> _GOAL_: Only a number is expected: how many lines in the data below contain the word "四海之内皆兄弟".

[Recorded data]
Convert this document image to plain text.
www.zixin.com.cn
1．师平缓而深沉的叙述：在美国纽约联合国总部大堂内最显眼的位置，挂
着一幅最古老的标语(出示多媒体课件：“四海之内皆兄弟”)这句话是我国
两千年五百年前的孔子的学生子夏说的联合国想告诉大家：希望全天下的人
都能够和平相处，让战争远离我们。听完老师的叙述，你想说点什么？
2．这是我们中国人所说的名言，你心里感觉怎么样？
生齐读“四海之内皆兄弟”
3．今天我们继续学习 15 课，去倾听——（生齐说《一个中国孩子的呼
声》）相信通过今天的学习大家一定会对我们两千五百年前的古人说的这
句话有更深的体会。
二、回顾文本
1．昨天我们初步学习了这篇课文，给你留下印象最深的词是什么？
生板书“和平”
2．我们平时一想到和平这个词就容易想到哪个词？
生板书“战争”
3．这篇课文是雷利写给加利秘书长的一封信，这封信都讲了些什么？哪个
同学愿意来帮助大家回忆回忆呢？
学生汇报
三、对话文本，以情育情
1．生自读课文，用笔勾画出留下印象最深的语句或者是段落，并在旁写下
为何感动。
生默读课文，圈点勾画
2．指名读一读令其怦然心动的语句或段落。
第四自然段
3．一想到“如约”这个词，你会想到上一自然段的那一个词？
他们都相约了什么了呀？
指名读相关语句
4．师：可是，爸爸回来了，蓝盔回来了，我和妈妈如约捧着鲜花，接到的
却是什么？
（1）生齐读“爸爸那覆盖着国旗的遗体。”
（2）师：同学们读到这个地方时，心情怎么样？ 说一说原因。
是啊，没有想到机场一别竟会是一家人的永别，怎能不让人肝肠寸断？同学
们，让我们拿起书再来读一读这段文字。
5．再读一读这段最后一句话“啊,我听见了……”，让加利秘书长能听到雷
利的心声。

> _THE REPLY_: 2